**Stored entries**
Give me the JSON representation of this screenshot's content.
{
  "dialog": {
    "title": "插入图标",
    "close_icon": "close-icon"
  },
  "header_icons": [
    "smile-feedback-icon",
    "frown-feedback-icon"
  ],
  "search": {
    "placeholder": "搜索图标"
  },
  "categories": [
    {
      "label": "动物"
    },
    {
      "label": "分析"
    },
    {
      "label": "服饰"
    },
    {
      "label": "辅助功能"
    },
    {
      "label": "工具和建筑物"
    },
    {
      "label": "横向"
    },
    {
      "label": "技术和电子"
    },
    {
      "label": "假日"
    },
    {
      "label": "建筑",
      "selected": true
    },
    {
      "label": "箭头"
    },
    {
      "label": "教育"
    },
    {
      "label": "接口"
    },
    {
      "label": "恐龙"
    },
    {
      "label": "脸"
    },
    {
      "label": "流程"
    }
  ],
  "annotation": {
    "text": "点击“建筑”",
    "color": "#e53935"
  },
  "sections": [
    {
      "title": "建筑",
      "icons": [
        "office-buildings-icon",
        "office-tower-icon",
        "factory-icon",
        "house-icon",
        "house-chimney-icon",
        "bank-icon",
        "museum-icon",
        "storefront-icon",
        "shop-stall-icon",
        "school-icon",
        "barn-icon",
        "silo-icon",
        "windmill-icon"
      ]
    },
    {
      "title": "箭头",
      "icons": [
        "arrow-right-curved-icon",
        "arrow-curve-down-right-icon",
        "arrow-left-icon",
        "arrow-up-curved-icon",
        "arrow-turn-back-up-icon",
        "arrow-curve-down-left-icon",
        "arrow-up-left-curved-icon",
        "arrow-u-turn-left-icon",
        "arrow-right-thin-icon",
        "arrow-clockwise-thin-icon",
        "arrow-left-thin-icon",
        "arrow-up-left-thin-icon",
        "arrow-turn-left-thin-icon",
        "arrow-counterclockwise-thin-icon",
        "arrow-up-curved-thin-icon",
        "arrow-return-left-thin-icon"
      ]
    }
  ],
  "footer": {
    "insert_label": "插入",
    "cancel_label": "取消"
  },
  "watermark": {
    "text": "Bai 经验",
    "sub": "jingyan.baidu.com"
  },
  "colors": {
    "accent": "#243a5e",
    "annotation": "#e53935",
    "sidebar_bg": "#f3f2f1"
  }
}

**Brief**
State the count of lines in the data holding the word "curved", adding nothing to it.

**Task solution**
4